> _PROMPT_:
The records below need retyping in full; give them again exactly.

> _RECORDS FOR PROCESSING_:

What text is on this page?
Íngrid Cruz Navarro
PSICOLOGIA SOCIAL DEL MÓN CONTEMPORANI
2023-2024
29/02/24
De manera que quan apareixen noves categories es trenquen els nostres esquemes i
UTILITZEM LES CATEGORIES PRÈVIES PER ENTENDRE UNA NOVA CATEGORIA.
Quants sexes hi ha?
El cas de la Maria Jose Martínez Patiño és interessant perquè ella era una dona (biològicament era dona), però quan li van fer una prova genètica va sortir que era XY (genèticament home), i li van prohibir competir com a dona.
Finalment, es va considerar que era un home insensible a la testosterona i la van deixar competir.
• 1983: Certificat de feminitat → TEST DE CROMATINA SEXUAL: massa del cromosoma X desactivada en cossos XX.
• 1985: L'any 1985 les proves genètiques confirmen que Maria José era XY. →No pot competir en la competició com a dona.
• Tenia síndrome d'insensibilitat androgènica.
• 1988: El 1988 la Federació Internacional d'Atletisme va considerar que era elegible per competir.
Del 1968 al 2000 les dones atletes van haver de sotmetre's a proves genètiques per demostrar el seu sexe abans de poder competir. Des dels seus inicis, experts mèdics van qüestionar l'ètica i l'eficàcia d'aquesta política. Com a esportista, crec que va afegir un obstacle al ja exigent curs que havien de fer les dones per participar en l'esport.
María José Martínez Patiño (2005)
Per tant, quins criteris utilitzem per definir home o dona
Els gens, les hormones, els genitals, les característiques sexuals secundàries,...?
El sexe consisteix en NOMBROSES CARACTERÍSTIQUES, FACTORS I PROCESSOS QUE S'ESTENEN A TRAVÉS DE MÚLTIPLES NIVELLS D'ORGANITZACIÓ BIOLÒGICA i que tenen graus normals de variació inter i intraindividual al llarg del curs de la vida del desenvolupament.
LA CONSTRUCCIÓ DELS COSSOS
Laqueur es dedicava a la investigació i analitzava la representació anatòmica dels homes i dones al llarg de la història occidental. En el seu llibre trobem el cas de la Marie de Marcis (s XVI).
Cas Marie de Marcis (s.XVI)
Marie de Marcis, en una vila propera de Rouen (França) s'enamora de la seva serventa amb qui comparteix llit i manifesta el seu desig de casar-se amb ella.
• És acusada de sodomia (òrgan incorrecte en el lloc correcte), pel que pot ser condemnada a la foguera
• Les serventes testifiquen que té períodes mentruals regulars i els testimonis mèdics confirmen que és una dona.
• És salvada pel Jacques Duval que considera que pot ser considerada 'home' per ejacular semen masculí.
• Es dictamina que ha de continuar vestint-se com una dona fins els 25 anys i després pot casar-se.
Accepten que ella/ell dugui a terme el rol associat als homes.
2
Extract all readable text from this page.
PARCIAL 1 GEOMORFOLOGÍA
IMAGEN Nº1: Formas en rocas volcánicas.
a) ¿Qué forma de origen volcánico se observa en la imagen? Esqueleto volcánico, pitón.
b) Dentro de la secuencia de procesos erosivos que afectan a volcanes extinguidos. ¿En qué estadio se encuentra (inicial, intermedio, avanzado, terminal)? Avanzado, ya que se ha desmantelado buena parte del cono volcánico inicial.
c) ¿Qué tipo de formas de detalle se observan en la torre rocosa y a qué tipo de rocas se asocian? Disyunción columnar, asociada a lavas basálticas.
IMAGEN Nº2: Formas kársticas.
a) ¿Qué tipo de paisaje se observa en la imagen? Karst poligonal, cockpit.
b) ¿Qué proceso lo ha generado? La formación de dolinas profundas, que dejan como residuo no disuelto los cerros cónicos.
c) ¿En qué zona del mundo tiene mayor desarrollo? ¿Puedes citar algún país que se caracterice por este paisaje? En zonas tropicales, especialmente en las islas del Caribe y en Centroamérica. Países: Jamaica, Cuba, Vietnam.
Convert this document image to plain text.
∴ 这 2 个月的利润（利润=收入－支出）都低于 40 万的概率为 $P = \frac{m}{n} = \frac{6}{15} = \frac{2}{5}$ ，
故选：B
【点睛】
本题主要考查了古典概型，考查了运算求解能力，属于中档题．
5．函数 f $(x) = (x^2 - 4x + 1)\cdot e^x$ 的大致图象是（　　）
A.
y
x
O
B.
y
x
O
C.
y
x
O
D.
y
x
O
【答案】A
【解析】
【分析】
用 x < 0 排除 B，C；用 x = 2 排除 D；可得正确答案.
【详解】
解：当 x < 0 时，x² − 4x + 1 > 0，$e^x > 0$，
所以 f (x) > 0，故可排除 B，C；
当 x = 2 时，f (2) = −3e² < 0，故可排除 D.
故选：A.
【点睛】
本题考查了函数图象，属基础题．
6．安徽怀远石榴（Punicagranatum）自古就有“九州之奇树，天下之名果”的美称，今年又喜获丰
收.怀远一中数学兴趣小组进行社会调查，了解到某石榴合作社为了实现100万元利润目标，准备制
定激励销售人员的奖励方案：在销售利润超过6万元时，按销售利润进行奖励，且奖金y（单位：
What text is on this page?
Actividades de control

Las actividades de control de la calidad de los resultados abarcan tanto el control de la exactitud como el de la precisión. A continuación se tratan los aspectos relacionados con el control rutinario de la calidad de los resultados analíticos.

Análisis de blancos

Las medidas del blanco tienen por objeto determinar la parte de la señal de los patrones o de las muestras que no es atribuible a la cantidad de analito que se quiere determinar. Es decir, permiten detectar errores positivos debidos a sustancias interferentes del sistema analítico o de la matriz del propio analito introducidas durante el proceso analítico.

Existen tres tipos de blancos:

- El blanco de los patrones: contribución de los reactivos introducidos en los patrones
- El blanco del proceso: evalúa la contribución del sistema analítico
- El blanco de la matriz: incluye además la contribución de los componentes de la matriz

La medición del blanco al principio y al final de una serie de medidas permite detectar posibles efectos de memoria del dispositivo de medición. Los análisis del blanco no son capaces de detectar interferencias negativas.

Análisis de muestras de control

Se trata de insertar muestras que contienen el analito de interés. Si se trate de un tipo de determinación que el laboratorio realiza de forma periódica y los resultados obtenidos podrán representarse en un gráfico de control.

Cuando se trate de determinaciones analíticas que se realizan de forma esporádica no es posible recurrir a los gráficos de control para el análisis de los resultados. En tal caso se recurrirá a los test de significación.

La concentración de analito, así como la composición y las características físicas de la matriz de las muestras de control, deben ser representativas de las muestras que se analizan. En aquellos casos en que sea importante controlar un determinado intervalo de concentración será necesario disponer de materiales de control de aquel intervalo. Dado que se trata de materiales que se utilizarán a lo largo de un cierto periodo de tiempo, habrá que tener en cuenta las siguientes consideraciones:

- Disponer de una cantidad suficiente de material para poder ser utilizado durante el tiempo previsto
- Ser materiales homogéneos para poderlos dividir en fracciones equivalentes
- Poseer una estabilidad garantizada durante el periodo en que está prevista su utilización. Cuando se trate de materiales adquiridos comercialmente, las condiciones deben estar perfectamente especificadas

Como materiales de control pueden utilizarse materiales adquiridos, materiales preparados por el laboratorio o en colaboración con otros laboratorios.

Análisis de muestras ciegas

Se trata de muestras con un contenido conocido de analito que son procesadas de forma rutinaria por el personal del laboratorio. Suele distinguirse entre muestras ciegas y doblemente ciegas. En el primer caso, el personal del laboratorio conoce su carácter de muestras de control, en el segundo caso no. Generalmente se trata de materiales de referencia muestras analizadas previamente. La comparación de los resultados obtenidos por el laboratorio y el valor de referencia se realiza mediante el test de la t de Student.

> _RESULT OF THIS TASK_:
What text is on this page?
Íngrid Cruz Navarro
PSICOLOGIA SOCIAL DEL MÓN CONTEMPORANI
2023-2024
29/02/24
De manera que quan apareixen noves categories es trenquen els nostres esquemes i
UTILITZEM LES CATEGORIES PRÈVIES PER ENTENDRE UNA NOVA CATEGORIA.
Quants sexes hi ha?
El cas de la Maria Jose Martínez Patiño és interessant perquè ella era una dona (biològicament era dona), però quan li van fer una prova genètica va sortir que era XY (genèticament home), i li van prohibir competir com a dona.
Finalment, es va considerar que era un home insensible a la testosterona i la van deixar competir.
• 1983: Certificat de feminitat → TEST DE CROMATINA SEXUAL: massa del cromosoma X desactivada en cossos XX.
• 1985: L'any 1985 les proves genètiques confirmen que Maria José era XY. →No pot competir en la competició com a dona.
• Tenia síndrome d'insensibilitat androgènica.
• 1988: El 1988 la Federació Internacional d'Atletisme va considerar que era elegible per competir.
Del 1968 al 2000 les dones atletes van haver de sotmetre's a proves genètiques per demostrar el seu sexe abans de poder competir. Des dels seus inicis, experts mèdics van qüestionar l'ètica i l'eficàcia d'aquesta política. Com a esportista, crec que va afegir un obstacle al ja exigent curs que havien de fer les dones per participar en l'esport.
María José Martínez Patiño (2005)
Per tant, quins criteris utilitzem per definir home o dona
Els gens, les hormones, els genitals, les característiques sexuals secundàries,...?
El sexe consisteix en NOMBROSES CARACTERÍSTIQUES, FACTORS I PROCESSOS QUE S'ESTENEN A TRAVÉS DE MÚLTIPLES NIVELLS D'ORGANITZACIÓ BIOLÒGICA i que tenen graus normals de variació inter i intraindividual al llarg del curs de la vida del desenvolupament.
LA CONSTRUCCIÓ DELS COSSOS
Laqueur es dedicava a la investigació i analitzava la representació anatòmica dels homes i dones al llarg de la història occidental. En el seu llibre trobem el cas de la Marie de Marcis (s XVI).
Cas Marie de Marcis (s.XVI)
Marie de Marcis, en una vila propera de Rouen (França) s'enamora de la seva serventa amb qui comparteix llit i manifesta el seu desig de casar-se amb ella.
• És acusada de sodomia (òrgan incorrecte en el lloc correcte), pel que pot ser condemnada a la foguera
• Les serventes testifiquen que té períodes mentruals regulars i els testimonis mèdics confirmen que és una dona.
• És salvada pel Jacques Duval que considera que pot ser considerada 'home' per ejacular semen masculí.
• Es dictamina que ha de continuar vestint-se com una dona fins els 25 anys i després pot casar-se.
Accepten que ella/ell dugui a terme el rol associat als homes.
2
Extract all readable text from this page.
PARCIAL 1 GEOMORFOLOGÍA
IMAGEN Nº1: Formas en rocas volcánicas.
a) ¿Qué forma de origen volcánico se observa en la imagen? Esqueleto volcánico, pitón.
b) Dentro de la secuencia de procesos erosivos que afectan a volcanes extinguidos. ¿En qué estadio se encuentra (inicial, intermedio, avanzado, terminal)? Avanzado, ya que se ha desmantelado buena parte del cono volcánico inicial.
c) ¿Qué tipo de formas de detalle se observan en la torre rocosa y a qué tipo de rocas se asocian? Disyunción columnar, asociada a lavas basálticas.
IMAGEN Nº2: Formas kársticas.
a) ¿Qué tipo de paisaje se observa en la imagen? Karst poligonal, cockpit.
b) ¿Qué proceso lo ha generado? La formación de dolinas profundas, que dejan como residuo no disuelto los cerros cónicos.
c) ¿En qué zona del mundo tiene mayor desarrollo? ¿Puedes citar algún país que se caracterice por este paisaje? En zonas tropicales, especialmente en las islas del Caribe y en Centroamérica. Países: Jamaica, Cuba, Vietnam.
Convert this document image to plain text.
∴ 这 2 个月的利润（利润=收入－支出）都低于 40 万的概率为 $P = \frac{m}{n} = \frac{6}{15} = \frac{2}{5}$ ，
故选：B
【点睛】
本题主要考查了古典概型，考查了运算求解能力，属于中档题．
5．函数 f $(x) = (x^2 - 4x + 1)\cdot e^x$ 的大致图象是（　　）
A.
y
x
O
B.
y
x
O
C.
y
x
O
D.
y
x
O
【答案】A
【解析】
【分析】
用 x < 0 排除 B，C；用 x = 2 排除 D；可得正确答案.
【详解】
解：当 x < 0 时，x² − 4x + 1 > 0，$e^x > 0$，
所以 f (x) > 0，故可排除 B，C；
当 x = 2 时，f (2) = −3e² < 0，故可排除 D.
故选：A.
【点睛】
本题考查了函数图象，属基础题．
6．安徽怀远石榴（Punicagranatum）自古就有“九州之奇树，天下之名果”的美称，今年又喜获丰
收.怀远一中数学兴趣小组进行社会调查，了解到某石榴合作社为了实现100万元利润目标，准备制
定激励销售人员的奖励方案：在销售利润超过6万元时，按销售利润进行奖励，且奖金y（单位：
What text is on this page?
Actividades de control

Las actividades de control de la calidad de los resultados abarcan tanto el control de la exactitud como el de la precisión. A continuación se tratan los aspectos relacionados con el control rutinario de la calidad de los resultados analíticos.

Análisis de blancos

Las medidas del blanco tienen por objeto determinar la parte de la señal de los patrones o de las muestras que no es atribuible a la cantidad de analito que se quiere determinar. Es decir, permiten detectar errores positivos debidos a sustancias interferentes del sistema analítico o de la matriz del propio analito introducidas durante el proceso analítico.

Existen tres tipos de blancos:

- El blanco de los patrones: contribución de los reactivos introducidos en los patrones
- El blanco del proceso: evalúa la contribución del sistema analítico
- El blanco de la matriz: incluye además la contribución de los componentes de la matriz

La medición del blanco al principio y al final de una serie de medidas permite detectar posibles efectos de memoria del dispositivo de medición. Los análisis del blanco no son capaces de detectar interferencias negativas.

Análisis de muestras de control

Se trata de insertar muestras que contienen el analito de interés. Si se trate de un tipo de determinación que el laboratorio realiza de forma periódica y los resultados obtenidos podrán representarse en un gráfico de control.

Cuando se trate de determinaciones analíticas que se realizan de forma esporádica no es posible recurrir a los gráficos de control para el análisis de los resultados. En tal caso se recurrirá a los test de significación.

La concentración de analito, así como la composición y las características físicas de la matriz de las muestras de control, deben ser representativas de las muestras que se analizan. En aquellos casos en que sea importante controlar un determinado intervalo de concentración será necesario disponer de materiales de control de aquel intervalo. Dado que se trata de materiales que se utilizarán a lo largo de un cierto periodo de tiempo, habrá que tener en cuenta las siguientes consideraciones:

- Disponer de una cantidad suficiente de material para poder ser utilizado durante el tiempo previsto
- Ser materiales homogéneos para poderlos dividir en fracciones equivalentes
- Poseer una estabilidad garantizada durante el periodo en que está prevista su utilización. Cuando se trate de materiales adquiridos comercialmente, las condiciones deben estar perfectamente especificadas

Como materiales de control pueden utilizarse materiales adquiridos, materiales preparados por el laboratorio o en colaboración con otros laboratorios.

Análisis de muestras ciegas

Se trata de muestras con un contenido conocido de analito que son procesadas de forma rutinaria por el personal del laboratorio. Suele distinguirse entre muestras ciegas y doblemente ciegas. En el primer caso, el personal del laboratorio conoce su carácter de muestras de control, en el segundo caso no. Generalmente se trata de materiales de referencia muestras analizadas previamente. La comparación de los resultados obtenidos por el laboratorio y el valor de referencia se realiza mediante el test de la t de Student.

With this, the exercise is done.